--- begin Available data ---

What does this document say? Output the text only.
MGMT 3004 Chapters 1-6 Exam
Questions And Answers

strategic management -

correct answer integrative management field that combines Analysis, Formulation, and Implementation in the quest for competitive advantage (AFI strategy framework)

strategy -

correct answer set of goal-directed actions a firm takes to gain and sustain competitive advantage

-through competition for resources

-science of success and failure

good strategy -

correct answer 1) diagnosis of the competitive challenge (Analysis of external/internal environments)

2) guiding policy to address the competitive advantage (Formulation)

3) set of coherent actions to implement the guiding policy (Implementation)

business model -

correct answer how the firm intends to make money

--- end Available data ---

→ **Written exercise**: Make an exact copy of every entry.

→ **Task answer**:
What does this document say? Output the text only.
MGMT 3004 Chapters 1-6 Exam
Questions And Answers

strategic management -

correct answer integrative management field that combines Analysis, Formulation, and Implementation in the quest for competitive advantage (AFI strategy framework)

strategy -

correct answer set of goal-directed actions a firm takes to gain and sustain competitive advantage

-through competition for resources

-science of success and failure

good strategy -

correct answer 1) diagnosis of the competitive challenge (Analysis of external/internal environments)

2) guiding policy to address the competitive advantage (Formulation)

3) set of coherent actions to implement the guiding policy (Implementation)

business model -

correct answer how the firm intends to make money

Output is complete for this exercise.